_DATA TO USE_:
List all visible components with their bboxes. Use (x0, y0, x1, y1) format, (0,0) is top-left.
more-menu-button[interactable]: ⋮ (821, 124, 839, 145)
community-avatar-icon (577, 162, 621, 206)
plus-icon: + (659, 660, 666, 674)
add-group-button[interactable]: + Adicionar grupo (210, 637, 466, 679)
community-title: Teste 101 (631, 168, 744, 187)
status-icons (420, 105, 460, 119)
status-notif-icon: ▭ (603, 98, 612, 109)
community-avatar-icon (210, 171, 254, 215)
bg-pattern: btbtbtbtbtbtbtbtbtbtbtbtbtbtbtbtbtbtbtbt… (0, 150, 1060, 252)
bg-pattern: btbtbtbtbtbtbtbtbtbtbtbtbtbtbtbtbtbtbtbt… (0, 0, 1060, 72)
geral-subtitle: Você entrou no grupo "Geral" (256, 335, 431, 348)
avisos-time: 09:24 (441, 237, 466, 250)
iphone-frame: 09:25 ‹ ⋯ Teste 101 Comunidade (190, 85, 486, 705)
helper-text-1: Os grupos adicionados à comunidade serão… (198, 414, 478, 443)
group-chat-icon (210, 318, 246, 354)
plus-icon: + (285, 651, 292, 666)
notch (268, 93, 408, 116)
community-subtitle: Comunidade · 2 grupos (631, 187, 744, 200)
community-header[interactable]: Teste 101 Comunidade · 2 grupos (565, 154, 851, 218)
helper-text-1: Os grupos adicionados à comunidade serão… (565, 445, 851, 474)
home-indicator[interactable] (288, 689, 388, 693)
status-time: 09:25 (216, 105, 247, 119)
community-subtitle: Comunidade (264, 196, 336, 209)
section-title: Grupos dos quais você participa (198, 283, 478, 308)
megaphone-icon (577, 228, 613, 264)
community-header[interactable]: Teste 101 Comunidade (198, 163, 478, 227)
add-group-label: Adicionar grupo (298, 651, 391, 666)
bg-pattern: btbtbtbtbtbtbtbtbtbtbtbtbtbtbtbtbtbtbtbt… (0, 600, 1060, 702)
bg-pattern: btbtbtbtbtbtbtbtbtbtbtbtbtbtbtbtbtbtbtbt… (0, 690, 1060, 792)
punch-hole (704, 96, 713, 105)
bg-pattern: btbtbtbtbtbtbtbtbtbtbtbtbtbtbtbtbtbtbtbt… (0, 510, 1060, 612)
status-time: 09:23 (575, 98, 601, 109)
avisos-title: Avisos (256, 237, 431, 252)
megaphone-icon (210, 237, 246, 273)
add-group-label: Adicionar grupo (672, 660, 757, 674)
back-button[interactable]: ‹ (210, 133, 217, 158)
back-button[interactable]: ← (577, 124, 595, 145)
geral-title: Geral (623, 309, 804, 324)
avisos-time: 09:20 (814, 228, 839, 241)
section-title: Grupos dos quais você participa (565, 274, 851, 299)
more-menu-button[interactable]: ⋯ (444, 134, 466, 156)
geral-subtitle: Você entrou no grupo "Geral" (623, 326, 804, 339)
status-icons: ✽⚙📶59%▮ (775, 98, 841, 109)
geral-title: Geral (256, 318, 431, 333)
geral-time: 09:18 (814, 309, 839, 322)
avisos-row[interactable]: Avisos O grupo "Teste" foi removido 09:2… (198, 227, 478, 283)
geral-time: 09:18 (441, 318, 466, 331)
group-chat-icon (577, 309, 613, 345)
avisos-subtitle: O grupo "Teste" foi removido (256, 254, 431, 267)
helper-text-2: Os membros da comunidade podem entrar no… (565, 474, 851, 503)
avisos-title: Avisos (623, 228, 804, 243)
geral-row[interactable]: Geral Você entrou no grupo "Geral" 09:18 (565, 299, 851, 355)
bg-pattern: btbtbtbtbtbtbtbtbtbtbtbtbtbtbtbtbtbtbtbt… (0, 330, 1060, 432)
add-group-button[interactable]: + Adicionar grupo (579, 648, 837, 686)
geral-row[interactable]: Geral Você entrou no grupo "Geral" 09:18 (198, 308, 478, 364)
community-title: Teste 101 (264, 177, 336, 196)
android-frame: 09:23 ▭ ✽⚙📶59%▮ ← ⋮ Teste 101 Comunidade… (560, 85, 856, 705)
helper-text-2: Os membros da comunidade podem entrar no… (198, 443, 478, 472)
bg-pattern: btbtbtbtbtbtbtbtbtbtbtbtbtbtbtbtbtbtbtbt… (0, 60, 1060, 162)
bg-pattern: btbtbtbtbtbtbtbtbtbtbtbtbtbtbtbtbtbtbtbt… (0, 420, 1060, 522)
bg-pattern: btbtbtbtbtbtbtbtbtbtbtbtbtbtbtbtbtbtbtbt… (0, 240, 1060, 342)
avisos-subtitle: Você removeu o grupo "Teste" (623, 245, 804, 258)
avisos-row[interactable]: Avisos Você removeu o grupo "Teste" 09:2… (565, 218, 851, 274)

_WORK TO DO_: Transcribe every line of the data above verbatim, keeping the original order.

_COMPLETED TASK_:
List all visible components with their bboxes. Use (x0, y0, x1, y1) format, (0,0) is top-left.
more-menu-button[interactable]: ⋮ (821, 124, 839, 145)
community-avatar-icon (577, 162, 621, 206)
plus-icon: + (659, 660, 666, 674)
add-group-button[interactable]: + Adicionar grupo (210, 637, 466, 679)
community-title: Teste 101 (631, 168, 744, 187)
status-icons (420, 105, 460, 119)
status-notif-icon: ▭ (603, 98, 612, 109)
community-avatar-icon (210, 171, 254, 215)
bg-pattern: btbtbtbtbtbtbtbtbtbtbtbtbtbtbtbtbtbtbtbt… (0, 150, 1060, 252)
bg-pattern: btbtbtbtbtbtbtbtbtbtbtbtbtbtbtbtbtbtbtbt… (0, 0, 1060, 72)
geral-subtitle: Você entrou no grupo "Geral" (256, 335, 431, 348)
avisos-time: 09:24 (441, 237, 466, 250)
iphone-frame: 09:25 ‹ ⋯ Teste 101 Comunidade (190, 85, 486, 705)
helper-text-1: Os grupos adicionados à comunidade serão… (198, 414, 478, 443)
group-chat-icon (210, 318, 246, 354)
plus-icon: + (285, 651, 292, 666)
notch (268, 93, 408, 116)
community-subtitle: Comunidade · 2 grupos (631, 187, 744, 200)
community-header[interactable]: Teste 101 Comunidade · 2 grupos (565, 154, 851, 218)
helper-text-1: Os grupos adicionados à comunidade serão… (565, 445, 851, 474)
home-indicator[interactable] (288, 689, 388, 693)
status-time: 09:25 (216, 105, 247, 119)
community-subtitle: Comunidade (264, 196, 336, 209)
section-title: Grupos dos quais você participa (198, 283, 478, 308)
megaphone-icon (577, 228, 613, 264)
community-header[interactable]: Teste 101 Comunidade (198, 163, 478, 227)
add-group-label: Adicionar grupo (298, 651, 391, 666)
bg-pattern: btbtbtbtbtbtbtbtbtbtbtbtbtbtbtbtbtbtbtbt… (0, 600, 1060, 702)
bg-pattern: btbtbtbtbtbtbtbtbtbtbtbtbtbtbtbtbtbtbtbt… (0, 690, 1060, 792)
punch-hole (704, 96, 713, 105)
bg-pattern: btbtbtbtbtbtbtbtbtbtbtbtbtbtbtbtbtbtbtbt… (0, 510, 1060, 612)
status-time: 09:23 (575, 98, 601, 109)
avisos-title: Avisos (256, 237, 431, 252)
megaphone-icon (210, 237, 246, 273)
add-group-label: Adicionar grupo (672, 660, 757, 674)
back-button[interactable]: ‹ (210, 133, 217, 158)
back-button[interactable]: ← (577, 124, 595, 145)
geral-title: Geral (623, 309, 804, 324)
avisos-time: 09:20 (814, 228, 839, 241)
section-title: Grupos dos quais você participa (565, 274, 851, 299)
more-menu-button[interactable]: ⋯ (444, 134, 466, 156)
geral-subtitle: Você entrou no grupo "Geral" (623, 326, 804, 339)
status-icons: ✽⚙📶59%▮ (775, 98, 841, 109)
geral-title: Geral (256, 318, 431, 333)
geral-time: 09:18 (814, 309, 839, 322)
avisos-row[interactable]: Avisos O grupo "Teste" foi removido 09:2… (198, 227, 478, 283)
geral-time: 09:18 (441, 318, 466, 331)
group-chat-icon (577, 309, 613, 345)
avisos-subtitle: O grupo "Teste" foi removido (256, 254, 431, 267)
helper-text-2: Os membros da comunidade podem entrar no… (565, 474, 851, 503)
avisos-title: Avisos (623, 228, 804, 243)
geral-row[interactable]: Geral Você entrou no grupo "Geral" 09:18 (565, 299, 851, 355)
bg-pattern: btbtbtbtbtbtbtbtbtbtbtbtbtbtbtbtbtbtbtbt… (0, 330, 1060, 432)
add-group-button[interactable]: + Adicionar grupo (579, 648, 837, 686)
geral-row[interactable]: Geral Você entrou no grupo "Geral" 09:18 (198, 308, 478, 364)
community-title: Teste 101 (264, 177, 336, 196)
android-frame: 09:23 ▭ ✽⚙📶59%▮ ← ⋮ Teste 101 Comunidade… (560, 85, 856, 705)
helper-text-2: Os membros da comunidade podem entrar no… (198, 443, 478, 472)
bg-pattern: btbtbtbtbtbtbtbtbtbtbtbtbtbtbtbtbtbtbtbt… (0, 60, 1060, 162)
bg-pattern: btbtbtbtbtbtbtbtbtbtbtbtbtbtbtbtbtbtbtbt… (0, 420, 1060, 522)
bg-pattern: btbtbtbtbtbtbtbtbtbtbtbtbtbtbtbtbtbtbtbt… (0, 240, 1060, 342)
avisos-subtitle: Você removeu o grupo "Teste" (623, 245, 804, 258)
avisos-row[interactable]: Avisos Você removeu o grupo "Teste" 09:2… (565, 218, 851, 274)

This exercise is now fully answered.